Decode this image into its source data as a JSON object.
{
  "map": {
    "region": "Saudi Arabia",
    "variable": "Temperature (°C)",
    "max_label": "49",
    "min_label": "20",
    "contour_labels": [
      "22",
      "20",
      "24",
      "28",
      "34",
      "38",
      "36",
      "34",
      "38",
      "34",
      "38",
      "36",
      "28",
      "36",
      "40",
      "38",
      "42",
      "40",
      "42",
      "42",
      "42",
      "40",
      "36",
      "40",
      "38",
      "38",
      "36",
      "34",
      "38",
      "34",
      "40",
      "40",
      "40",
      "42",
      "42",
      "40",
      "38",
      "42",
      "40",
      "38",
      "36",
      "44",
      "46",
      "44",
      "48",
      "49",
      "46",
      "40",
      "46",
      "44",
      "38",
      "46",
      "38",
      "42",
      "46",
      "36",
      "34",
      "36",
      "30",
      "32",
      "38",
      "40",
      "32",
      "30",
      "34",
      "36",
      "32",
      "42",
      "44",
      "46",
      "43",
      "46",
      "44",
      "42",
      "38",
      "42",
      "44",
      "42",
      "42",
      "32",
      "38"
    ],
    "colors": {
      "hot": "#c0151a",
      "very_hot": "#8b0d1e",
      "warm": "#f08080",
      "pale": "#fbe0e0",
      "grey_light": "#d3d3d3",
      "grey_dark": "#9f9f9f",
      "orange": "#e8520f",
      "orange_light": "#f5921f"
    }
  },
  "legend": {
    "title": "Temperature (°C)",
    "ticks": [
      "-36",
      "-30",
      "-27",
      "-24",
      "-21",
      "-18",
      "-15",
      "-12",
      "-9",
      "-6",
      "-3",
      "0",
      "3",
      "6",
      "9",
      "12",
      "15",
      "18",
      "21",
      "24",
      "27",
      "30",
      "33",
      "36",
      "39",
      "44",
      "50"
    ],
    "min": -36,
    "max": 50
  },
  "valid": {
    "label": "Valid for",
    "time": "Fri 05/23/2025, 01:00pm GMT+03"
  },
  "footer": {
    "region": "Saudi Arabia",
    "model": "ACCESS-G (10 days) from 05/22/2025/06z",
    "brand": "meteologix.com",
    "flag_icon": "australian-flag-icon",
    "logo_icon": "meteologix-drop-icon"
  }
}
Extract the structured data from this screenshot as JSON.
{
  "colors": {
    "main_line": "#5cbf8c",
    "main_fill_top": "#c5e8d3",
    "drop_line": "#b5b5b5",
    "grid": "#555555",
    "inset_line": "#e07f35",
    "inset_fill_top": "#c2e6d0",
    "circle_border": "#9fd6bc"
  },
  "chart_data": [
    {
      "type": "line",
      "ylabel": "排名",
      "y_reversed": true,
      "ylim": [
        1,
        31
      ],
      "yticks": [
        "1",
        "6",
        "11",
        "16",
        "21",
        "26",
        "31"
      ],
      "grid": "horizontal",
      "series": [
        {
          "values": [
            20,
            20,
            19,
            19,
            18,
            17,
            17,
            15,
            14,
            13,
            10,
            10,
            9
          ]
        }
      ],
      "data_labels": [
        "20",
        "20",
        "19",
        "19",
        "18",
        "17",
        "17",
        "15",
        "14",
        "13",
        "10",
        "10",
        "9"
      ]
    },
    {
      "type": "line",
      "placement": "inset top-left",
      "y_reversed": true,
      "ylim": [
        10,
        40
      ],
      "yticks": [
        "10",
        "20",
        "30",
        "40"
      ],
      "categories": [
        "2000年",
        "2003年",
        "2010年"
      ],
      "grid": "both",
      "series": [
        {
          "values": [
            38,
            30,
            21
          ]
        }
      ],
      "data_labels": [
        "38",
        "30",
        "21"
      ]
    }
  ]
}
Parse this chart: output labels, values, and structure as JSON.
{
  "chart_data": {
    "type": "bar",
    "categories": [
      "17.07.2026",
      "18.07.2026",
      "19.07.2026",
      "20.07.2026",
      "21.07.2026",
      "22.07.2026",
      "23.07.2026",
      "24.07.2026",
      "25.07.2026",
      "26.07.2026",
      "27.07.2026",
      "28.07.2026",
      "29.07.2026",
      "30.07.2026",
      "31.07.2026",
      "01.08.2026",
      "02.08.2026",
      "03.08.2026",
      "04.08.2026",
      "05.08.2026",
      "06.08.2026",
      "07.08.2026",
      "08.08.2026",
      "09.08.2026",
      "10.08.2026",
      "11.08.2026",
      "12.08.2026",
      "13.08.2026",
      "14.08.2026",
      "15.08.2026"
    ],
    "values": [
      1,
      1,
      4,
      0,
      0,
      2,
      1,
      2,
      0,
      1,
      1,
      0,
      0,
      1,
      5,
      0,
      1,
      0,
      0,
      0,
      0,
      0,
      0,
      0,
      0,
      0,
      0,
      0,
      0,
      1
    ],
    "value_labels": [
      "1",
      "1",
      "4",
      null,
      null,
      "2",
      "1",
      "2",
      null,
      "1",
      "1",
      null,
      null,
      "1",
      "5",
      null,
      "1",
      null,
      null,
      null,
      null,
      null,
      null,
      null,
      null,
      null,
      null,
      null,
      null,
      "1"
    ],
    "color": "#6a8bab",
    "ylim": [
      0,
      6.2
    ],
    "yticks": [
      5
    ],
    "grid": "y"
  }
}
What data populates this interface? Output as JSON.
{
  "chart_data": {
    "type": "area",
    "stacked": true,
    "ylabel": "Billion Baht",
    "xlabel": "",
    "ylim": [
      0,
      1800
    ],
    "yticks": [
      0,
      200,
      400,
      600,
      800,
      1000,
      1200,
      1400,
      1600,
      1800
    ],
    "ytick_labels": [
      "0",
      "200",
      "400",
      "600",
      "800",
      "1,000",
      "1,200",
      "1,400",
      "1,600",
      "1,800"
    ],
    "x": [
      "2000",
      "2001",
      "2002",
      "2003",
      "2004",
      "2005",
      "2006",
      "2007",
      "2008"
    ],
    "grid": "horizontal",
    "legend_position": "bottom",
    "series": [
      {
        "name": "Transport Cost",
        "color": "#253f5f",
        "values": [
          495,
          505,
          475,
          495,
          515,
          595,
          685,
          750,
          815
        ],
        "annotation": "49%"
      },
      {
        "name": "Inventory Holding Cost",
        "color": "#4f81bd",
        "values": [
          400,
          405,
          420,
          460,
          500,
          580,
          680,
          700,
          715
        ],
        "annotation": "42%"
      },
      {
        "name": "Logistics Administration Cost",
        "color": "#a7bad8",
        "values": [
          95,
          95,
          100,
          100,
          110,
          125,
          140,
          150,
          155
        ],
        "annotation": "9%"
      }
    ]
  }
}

• [STATED TASK]:
Using the listing, collect all lines in which the string "from" is found.

• [CORRECT RESPONSE]:
    "model": "ACCESS-G (10 days) from 05/22/2025/06z",
Extract the structured data from this screenshot as JSON.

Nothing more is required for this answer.